**Stated exercise:**
Give the data below again, word for word.

**Source data:**

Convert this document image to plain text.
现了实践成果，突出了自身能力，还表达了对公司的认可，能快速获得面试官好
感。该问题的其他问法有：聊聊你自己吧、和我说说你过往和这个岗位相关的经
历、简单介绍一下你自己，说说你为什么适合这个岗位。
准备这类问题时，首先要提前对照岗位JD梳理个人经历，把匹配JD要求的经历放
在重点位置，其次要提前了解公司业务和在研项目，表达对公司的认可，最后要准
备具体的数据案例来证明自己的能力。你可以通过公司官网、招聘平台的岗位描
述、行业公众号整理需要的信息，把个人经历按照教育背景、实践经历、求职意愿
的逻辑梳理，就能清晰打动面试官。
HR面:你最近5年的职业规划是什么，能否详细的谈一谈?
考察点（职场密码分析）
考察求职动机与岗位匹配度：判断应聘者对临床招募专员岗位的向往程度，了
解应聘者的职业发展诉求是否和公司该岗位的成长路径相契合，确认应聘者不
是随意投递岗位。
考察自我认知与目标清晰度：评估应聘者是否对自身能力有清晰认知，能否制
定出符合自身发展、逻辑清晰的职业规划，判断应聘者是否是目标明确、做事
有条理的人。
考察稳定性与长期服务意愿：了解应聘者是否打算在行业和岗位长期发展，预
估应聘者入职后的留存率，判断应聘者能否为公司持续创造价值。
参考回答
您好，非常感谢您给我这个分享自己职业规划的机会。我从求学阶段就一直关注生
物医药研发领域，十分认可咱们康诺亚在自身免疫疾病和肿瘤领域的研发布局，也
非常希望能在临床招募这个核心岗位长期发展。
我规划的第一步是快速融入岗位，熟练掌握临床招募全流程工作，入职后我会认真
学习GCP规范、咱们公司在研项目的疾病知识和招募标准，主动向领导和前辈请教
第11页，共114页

**Correct response:**
Convert this document image to plain text.
现了实践成果，突出了自身能力，还表达了对公司的认可，能快速获得面试官好
感。该问题的其他问法有：聊聊你自己吧、和我说说你过往和这个岗位相关的经
历、简单介绍一下你自己，说说你为什么适合这个岗位。
准备这类问题时，首先要提前对照岗位JD梳理个人经历，把匹配JD要求的经历放
在重点位置，其次要提前了解公司业务和在研项目，表达对公司的认可，最后要准
备具体的数据案例来证明自己的能力。你可以通过公司官网、招聘平台的岗位描
述、行业公众号整理需要的信息，把个人经历按照教育背景、实践经历、求职意愿
的逻辑梳理，就能清晰打动面试官。
HR面:你最近5年的职业规划是什么，能否详细的谈一谈?
考察点（职场密码分析）
考察求职动机与岗位匹配度：判断应聘者对临床招募专员岗位的向往程度，了
解应聘者的职业发展诉求是否和公司该岗位的成长路径相契合，确认应聘者不
是随意投递岗位。
考察自我认知与目标清晰度：评估应聘者是否对自身能力有清晰认知，能否制
定出符合自身发展、逻辑清晰的职业规划，判断应聘者是否是目标明确、做事
有条理的人。
考察稳定性与长期服务意愿：了解应聘者是否打算在行业和岗位长期发展，预
估应聘者入职后的留存率，判断应聘者能否为公司持续创造价值。
参考回答
您好，非常感谢您给我这个分享自己职业规划的机会。我从求学阶段就一直关注生
物医药研发领域，十分认可咱们康诺亚在自身免疫疾病和肿瘤领域的研发布局，也
非常希望能在临床招募这个核心岗位长期发展。
我规划的第一步是快速融入岗位，熟练掌握临床招募全流程工作，入职后我会认真
学习GCP规范、咱们公司在研项目的疾病知识和招募标准，主动向领导和前辈请教
第11页，共114页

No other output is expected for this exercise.